## What to do
Isolate every line in the data with the string "Procedure" and copy it.

## Material to process

========================================================================

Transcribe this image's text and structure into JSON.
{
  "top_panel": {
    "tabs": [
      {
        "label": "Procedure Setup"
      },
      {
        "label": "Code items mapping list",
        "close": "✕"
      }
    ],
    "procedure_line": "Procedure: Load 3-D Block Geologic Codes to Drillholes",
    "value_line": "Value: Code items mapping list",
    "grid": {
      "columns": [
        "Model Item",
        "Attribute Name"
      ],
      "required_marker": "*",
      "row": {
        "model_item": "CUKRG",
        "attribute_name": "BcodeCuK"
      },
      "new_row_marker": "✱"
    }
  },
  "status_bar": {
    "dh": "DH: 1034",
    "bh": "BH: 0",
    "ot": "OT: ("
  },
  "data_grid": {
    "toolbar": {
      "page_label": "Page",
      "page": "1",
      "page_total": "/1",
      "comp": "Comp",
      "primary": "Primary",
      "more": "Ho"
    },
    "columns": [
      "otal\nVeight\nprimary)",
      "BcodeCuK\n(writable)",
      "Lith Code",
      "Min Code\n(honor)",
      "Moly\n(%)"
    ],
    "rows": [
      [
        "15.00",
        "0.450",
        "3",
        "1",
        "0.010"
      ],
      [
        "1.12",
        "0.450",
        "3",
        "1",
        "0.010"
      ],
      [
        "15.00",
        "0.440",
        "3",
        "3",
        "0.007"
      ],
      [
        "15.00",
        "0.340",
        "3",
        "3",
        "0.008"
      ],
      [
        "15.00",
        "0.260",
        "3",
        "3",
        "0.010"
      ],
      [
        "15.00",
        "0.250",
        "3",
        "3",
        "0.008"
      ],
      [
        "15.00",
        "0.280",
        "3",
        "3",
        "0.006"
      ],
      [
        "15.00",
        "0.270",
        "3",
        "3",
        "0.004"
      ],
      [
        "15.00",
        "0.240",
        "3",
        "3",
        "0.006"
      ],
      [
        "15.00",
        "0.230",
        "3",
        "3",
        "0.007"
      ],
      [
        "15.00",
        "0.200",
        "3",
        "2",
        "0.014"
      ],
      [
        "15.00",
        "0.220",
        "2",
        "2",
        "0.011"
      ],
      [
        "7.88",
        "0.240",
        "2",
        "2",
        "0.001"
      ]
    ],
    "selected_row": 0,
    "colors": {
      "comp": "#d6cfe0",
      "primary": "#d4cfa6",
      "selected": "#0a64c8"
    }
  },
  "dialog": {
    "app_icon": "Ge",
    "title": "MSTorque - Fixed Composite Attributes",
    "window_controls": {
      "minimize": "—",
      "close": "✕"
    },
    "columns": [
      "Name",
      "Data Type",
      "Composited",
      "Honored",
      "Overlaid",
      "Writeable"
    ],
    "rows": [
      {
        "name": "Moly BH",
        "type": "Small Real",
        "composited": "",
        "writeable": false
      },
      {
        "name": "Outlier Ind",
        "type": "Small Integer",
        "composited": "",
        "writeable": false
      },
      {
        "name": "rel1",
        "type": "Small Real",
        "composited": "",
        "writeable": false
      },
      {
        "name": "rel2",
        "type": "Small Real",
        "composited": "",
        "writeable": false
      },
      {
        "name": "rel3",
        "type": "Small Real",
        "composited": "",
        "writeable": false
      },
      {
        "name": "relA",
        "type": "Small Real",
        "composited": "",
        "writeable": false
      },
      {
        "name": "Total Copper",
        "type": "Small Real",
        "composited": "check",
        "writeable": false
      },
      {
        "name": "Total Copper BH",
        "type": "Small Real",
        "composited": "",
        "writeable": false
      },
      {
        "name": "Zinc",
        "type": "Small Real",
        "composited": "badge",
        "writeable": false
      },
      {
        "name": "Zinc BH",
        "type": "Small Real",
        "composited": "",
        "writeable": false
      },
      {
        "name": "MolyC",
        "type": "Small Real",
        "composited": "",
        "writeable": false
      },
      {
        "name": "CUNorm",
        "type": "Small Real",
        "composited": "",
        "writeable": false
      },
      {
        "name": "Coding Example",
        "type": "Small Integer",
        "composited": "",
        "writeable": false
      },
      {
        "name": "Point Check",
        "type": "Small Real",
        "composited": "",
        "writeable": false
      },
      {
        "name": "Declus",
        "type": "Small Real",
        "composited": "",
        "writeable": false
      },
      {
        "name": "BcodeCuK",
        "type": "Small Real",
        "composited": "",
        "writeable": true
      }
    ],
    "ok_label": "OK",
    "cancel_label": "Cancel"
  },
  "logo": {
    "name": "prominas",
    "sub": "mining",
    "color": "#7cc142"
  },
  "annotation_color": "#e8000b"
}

========================================================================

## Result of the task
        "label": "Procedure Setup"
    "procedure_line": "Procedure: Load 3-D Block Geologic Codes to Drillholes",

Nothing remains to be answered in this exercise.